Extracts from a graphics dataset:

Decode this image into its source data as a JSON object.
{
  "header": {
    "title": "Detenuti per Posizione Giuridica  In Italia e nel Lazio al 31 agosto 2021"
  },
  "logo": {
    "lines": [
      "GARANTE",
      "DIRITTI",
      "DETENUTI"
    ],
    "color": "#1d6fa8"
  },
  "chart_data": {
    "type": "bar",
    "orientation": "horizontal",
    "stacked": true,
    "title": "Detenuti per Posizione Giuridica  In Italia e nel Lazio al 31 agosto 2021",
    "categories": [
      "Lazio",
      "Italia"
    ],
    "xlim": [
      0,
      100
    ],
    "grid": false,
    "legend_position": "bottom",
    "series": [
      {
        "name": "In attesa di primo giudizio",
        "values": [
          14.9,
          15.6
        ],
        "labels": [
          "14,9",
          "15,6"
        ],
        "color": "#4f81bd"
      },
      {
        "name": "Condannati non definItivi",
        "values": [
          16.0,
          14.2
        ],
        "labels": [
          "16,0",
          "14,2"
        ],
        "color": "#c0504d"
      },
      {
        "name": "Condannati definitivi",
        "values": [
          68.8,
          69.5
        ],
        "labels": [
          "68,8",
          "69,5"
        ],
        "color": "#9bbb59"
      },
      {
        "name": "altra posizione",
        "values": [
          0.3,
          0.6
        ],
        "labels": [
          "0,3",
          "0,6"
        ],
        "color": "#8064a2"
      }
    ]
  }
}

Problem to solve: Repeat the entries exactly, all of them.

Solution to this task:
Decode this image into its source data as a JSON object.
{
  "header": {
    "title": "Detenuti per Posizione Giuridica  In Italia e nel Lazio al 31 agosto 2021"
  },
  "logo": {
    "lines": [
      "GARANTE",
      "DIRITTI",
      "DETENUTI"
    ],
    "color": "#1d6fa8"
  },
  "chart_data": {
    "type": "bar",
    "orientation": "horizontal",
    "stacked": true,
    "title": "Detenuti per Posizione Giuridica  In Italia e nel Lazio al 31 agosto 2021",
    "categories": [
      "Lazio",
      "Italia"
    ],
    "xlim": [
      0,
      100
    ],
    "grid": false,
    "legend_position": "bottom",
    "series": [
      {
        "name": "In attesa di primo giudizio",
        "values": [
          14.9,
          15.6
        ],
        "labels": [
          "14,9",
          "15,6"
        ],
        "color": "#4f81bd"
      },
      {
        "name": "Condannati non definItivi",
        "values": [
          16.0,
          14.2
        ],
        "labels": [
          "16,0",
          "14,2"
        ],
        "color": "#c0504d"
      },
      {
        "name": "Condannati definitivi",
        "values": [
          68.8,
          69.5
        ],
        "labels": [
          "68,8",
          "69,5"
        ],
        "color": "#9bbb59"
      },
      {
        "name": "altra posizione",
        "values": [
          0.3,
          0.6
        ],
        "labels": [
          "0,3",
          "0,6"
        ],
        "color": "#8064a2"
      }
    ]
  }
}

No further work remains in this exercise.